▸ Task input:
:::
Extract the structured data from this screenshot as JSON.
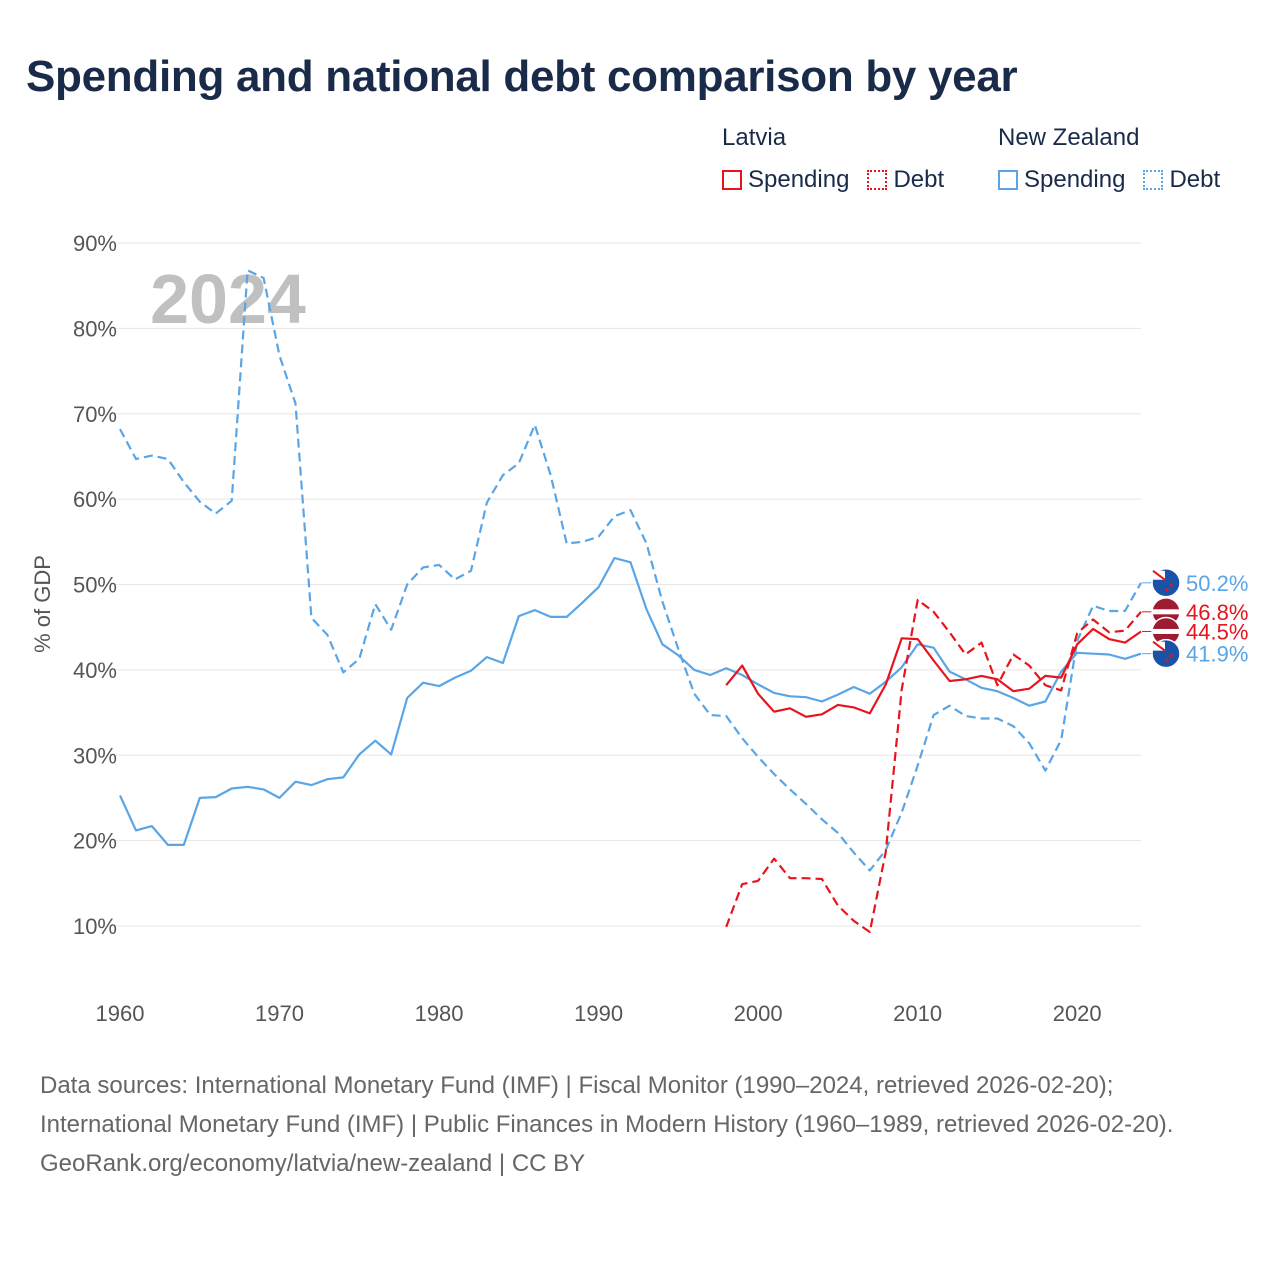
{
  "title": "Spending and national debt comparison by year",
  "legend": {
    "groups": [
      {
        "name": "Latvia",
        "items": [
          {
            "label": "Spending",
            "style": "solid",
            "color": "#e8141d"
          },
          {
            "label": "Debt",
            "style": "dotted",
            "color": "#e8141d"
          }
        ]
      },
      {
        "name": "New Zealand",
        "items": [
          {
            "label": "Spending",
            "style": "solid",
            "color": "#5aa5e6"
          },
          {
            "label": "Debt",
            "style": "dotted",
            "color": "#5aa5e6"
          }
        ]
      }
    ]
  },
  "chart_data": {
    "type": "line",
    "title": "Spending and national debt comparison by year",
    "ylabel": "% of GDP",
    "xlabel": "",
    "year_label": "2024",
    "xlim": [
      1960,
      2024
    ],
    "ylim": [
      5,
      90
    ],
    "x_ticks": [
      1960,
      1970,
      1980,
      1990,
      2000,
      2010,
      2020
    ],
    "y_ticks": [
      10,
      20,
      30,
      40,
      50,
      60,
      70,
      80,
      90
    ],
    "y_tick_labels": [
      "10%",
      "20%",
      "30%",
      "40%",
      "50%",
      "60%",
      "70%",
      "80%",
      "90%"
    ],
    "series": [
      {
        "name": "New Zealand Debt",
        "country": "New Zealand",
        "measure": "Debt",
        "color": "#5aa5e6",
        "dash": true,
        "start": 1960,
        "values": [
          68.2,
          64.7,
          65.1,
          64.7,
          62.0,
          59.7,
          58.3,
          59.8,
          86.8,
          85.9,
          76.8,
          71.2,
          46.1,
          44.1,
          39.7,
          41.3,
          47.7,
          44.7,
          50.0,
          52.0,
          52.3,
          50.6,
          51.6,
          59.6,
          62.8,
          64.2,
          68.7,
          62.8,
          54.8,
          55.0,
          55.6,
          58.0,
          58.7,
          54.8,
          48.0,
          42.4,
          37.2,
          34.7,
          34.6,
          32.0,
          29.8,
          27.8,
          26.0,
          24.3,
          22.5,
          20.9,
          18.6,
          16.5,
          18.9,
          23.3,
          28.8,
          34.7,
          35.8,
          34.6,
          34.3,
          34.3,
          33.4,
          31.4,
          28.2,
          31.8,
          43.4,
          47.5,
          46.9,
          46.9,
          50.2
        ]
      },
      {
        "name": "New Zealand Spending",
        "country": "New Zealand",
        "measure": "Spending",
        "color": "#5aa5e6",
        "dash": false,
        "start": 1960,
        "values": [
          25.3,
          21.2,
          21.7,
          19.5,
          19.5,
          25.0,
          25.1,
          26.1,
          26.3,
          26.0,
          25.0,
          26.9,
          26.5,
          27.2,
          27.4,
          30.1,
          31.7,
          30.1,
          36.7,
          38.5,
          38.1,
          39.1,
          39.9,
          41.5,
          40.8,
          46.3,
          47.0,
          46.2,
          46.2,
          47.9,
          49.7,
          53.1,
          52.6,
          47.1,
          43.0,
          41.7,
          40.0,
          39.4,
          40.2,
          39.4,
          38.3,
          37.3,
          36.9,
          36.8,
          36.3,
          37.1,
          38.0,
          37.2,
          38.6,
          40.3,
          43.0,
          42.6,
          39.8,
          38.9,
          37.9,
          37.5,
          36.7,
          35.8,
          36.3,
          39.8,
          42.0,
          41.9,
          41.8,
          41.3,
          41.9
        ]
      },
      {
        "name": "Latvia Debt",
        "country": "Latvia",
        "measure": "Debt",
        "color": "#e8141d",
        "dash": true,
        "start": 1998,
        "values": [
          9.9,
          14.9,
          15.3,
          17.9,
          15.6,
          15.6,
          15.5,
          12.4,
          10.6,
          9.3,
          18.7,
          37.7,
          48.2,
          46.8,
          44.4,
          41.8,
          43.2,
          38.2,
          41.8,
          40.5,
          38.2,
          37.6,
          44.3,
          45.9,
          44.4,
          44.6,
          46.8
        ]
      },
      {
        "name": "Latvia Spending",
        "country": "Latvia",
        "measure": "Spending",
        "color": "#e8141d",
        "dash": false,
        "start": 1998,
        "values": [
          38.2,
          40.5,
          37.2,
          35.1,
          35.5,
          34.5,
          34.8,
          35.9,
          35.6,
          34.9,
          38.3,
          43.7,
          43.6,
          41.1,
          38.7,
          38.9,
          39.3,
          38.9,
          37.5,
          37.8,
          39.3,
          39.1,
          43.0,
          44.8,
          43.6,
          43.2,
          44.5
        ]
      }
    ],
    "end_labels": [
      {
        "text": "50.2%",
        "country": "New Zealand",
        "value": 50.2,
        "color": "#5aa5e6"
      },
      {
        "text": "46.8%",
        "country": "Latvia",
        "value": 46.8,
        "color": "#e8141d"
      },
      {
        "text": "44.5%",
        "country": "Latvia",
        "value": 44.5,
        "color": "#e8141d"
      },
      {
        "text": "41.9%",
        "country": "New Zealand",
        "value": 41.9,
        "color": "#5aa5e6"
      }
    ]
  },
  "footer": {
    "sources": "Data sources: International Monetary Fund (IMF) | Fiscal Monitor (1990–2024, retrieved 2026-02-20); International Monetary Fund (IMF) | Public Finances in Modern History (1960–1989, retrieved 2026-02-20).",
    "credit": "GeoRank.org/economy/latvia/new-zealand | CC BY"
  },
  "colors": {
    "title": "#1a2b4a",
    "latvia": "#e8141d",
    "new_zealand": "#5aa5e6",
    "grid": "#e6e6e6"
  }
}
:::
▸ Goal of the exercise: Return the listing above unchanged, apart from dropping its pictures.

▸ Correct result:
Extract the structured data from this screenshot as JSON.
{
  "title": "Spending and national debt comparison by year",
  "legend": {
    "groups": [
      {
        "name": "Latvia",
        "items": [
          {
            "label": "Spending",
            "style": "solid",
            "color": "#e8141d"
          },
          {
            "label": "Debt",
            "style": "dotted",
            "color": "#e8141d"
          }
        ]
      },
      {
        "name": "New Zealand",
        "items": [
          {
            "label": "Spending",
            "style": "solid",
            "color": "#5aa5e6"
          },
          {
            "label": "Debt",
            "style": "dotted",
            "color": "#5aa5e6"
          }
        ]
      }
    ]
  },
  "chart_data": {
    "type": "line",
    "title": "Spending and national debt comparison by year",
    "ylabel": "% of GDP",
    "xlabel": "",
    "year_label": "2024",
    "xlim": [
      1960,
      2024
    ],
    "ylim": [
      5,
      90
    ],
    "x_ticks": [
      1960,
      1970,
      1980,
      1990,
      2000,
      2010,
      2020
    ],
    "y_ticks": [
      10,
      20,
      30,
      40,
      50,
      60,
      70,
      80,
      90
    ],
    "y_tick_labels": [
      "10%",
      "20%",
      "30%",
      "40%",
      "50%",
      "60%",
      "70%",
      "80%",
      "90%"
    ],
    "series": [
      {
        "name": "New Zealand Debt",
        "country": "New Zealand",
        "measure": "Debt",
        "color": "#5aa5e6",
        "dash": true,
        "start": 1960,
        "values": [
          68.2,
          64.7,
          65.1,
          64.7,
          62.0,
          59.7,
          58.3,
          59.8,
          86.8,
          85.9,
          76.8,
          71.2,
          46.1,
          44.1,
          39.7,
          41.3,
          47.7,
          44.7,
          50.0,
          52.0,
          52.3,
          50.6,
          51.6,
          59.6,
          62.8,
          64.2,
          68.7,
          62.8,
          54.8,
          55.0,
          55.6,
          58.0,
          58.7,
          54.8,
          48.0,
          42.4,
          37.2,
          34.7,
          34.6,
          32.0,
          29.8,
          27.8,
          26.0,
          24.3,
          22.5,
          20.9,
          18.6,
          16.5,
          18.9,
          23.3,
          28.8,
          34.7,
          35.8,
          34.6,
          34.3,
          34.3,
          33.4,
          31.4,
          28.2,
          31.8,
          43.4,
          47.5,
          46.9,
          46.9,
          50.2
        ]
      },
      {
        "name": "New Zealand Spending",
        "country": "New Zealand",
        "measure": "Spending",
        "color": "#5aa5e6",
        "dash": false,
        "start": 1960,
        "values": [
          25.3,
          21.2,
          21.7,
          19.5,
          19.5,
          25.0,
          25.1,
          26.1,
          26.3,
          26.0,
          25.0,
          26.9,
          26.5,
          27.2,
          27.4,
          30.1,
          31.7,
          30.1,
          36.7,
          38.5,
          38.1,
          39.1,
          39.9,
          41.5,
          40.8,
          46.3,
          47.0,
          46.2,
          46.2,
          47.9,
          49.7,
          53.1,
          52.6,
          47.1,
          43.0,
          41.7,
          40.0,
          39.4,
          40.2,
          39.4,
          38.3,
          37.3,
          36.9,
          36.8,
          36.3,
          37.1,
          38.0,
          37.2,
          38.6,
          40.3,
          43.0,
          42.6,
          39.8,
          38.9,
          37.9,
          37.5,
          36.7,
          35.8,
          36.3,
          39.8,
          42.0,
          41.9,
          41.8,
          41.3,
          41.9
        ]
      },
      {
        "name": "Latvia Debt",
        "country": "Latvia",
        "measure": "Debt",
        "color": "#e8141d",
        "dash": true,
        "start": 1998,
        "values": [
          9.9,
          14.9,
          15.3,
          17.9,
          15.6,
          15.6,
          15.5,
          12.4,
          10.6,
          9.3,
          18.7,
          37.7,
          48.2,
          46.8,
          44.4,
          41.8,
          43.2,
          38.2,
          41.8,
          40.5,
          38.2,
          37.6,
          44.3,
          45.9,
          44.4,
          44.6,
          46.8
        ]
      },
      {
        "name": "Latvia Spending",
        "country": "Latvia",
        "measure": "Spending",
        "color": "#e8141d",
        "dash": false,
        "start": 1998,
        "values": [
          38.2,
          40.5,
          37.2,
          35.1,
          35.5,
          34.5,
          34.8,
          35.9,
          35.6,
          34.9,
          38.3,
          43.7,
          43.6,
          41.1,
          38.7,
          38.9,
          39.3,
          38.9,
          37.5,
          37.8,
          39.3,
          39.1,
          43.0,
          44.8,
          43.6,
          43.2,
          44.5
        ]
      }
    ],
    "end_labels": [
      {
        "text": "50.2%",
        "country": "New Zealand",
        "value": 50.2,
        "color": "#5aa5e6"
      },
      {
        "text": "46.8%",
        "country": "Latvia",
        "value": 46.8,
        "color": "#e8141d"
      },
      {
        "text": "44.5%",
        "country": "Latvia",
        "value": 44.5,
        "color": "#e8141d"
      },
      {
        "text": "41.9%",
        "country": "New Zealand",
        "value": 41.9,
        "color": "#5aa5e6"
      }
    ]
  },
  "footer": {
    "sources": "Data sources: International Monetary Fund (IMF) | Fiscal Monitor (1990–2024, retrieved 2026-02-20); International Monetary Fund (IMF) | Public Finances in Modern History (1960–1989, retrieved 2026-02-20).",
    "credit": "GeoRank.org/economy/latvia/new-zealand | CC BY"
  },
  "colors": {
    "title": "#1a2b4a",
    "latvia": "#e8141d",
    "new_zealand": "#5aa5e6",
    "grid": "#e6e6e6"
  }
}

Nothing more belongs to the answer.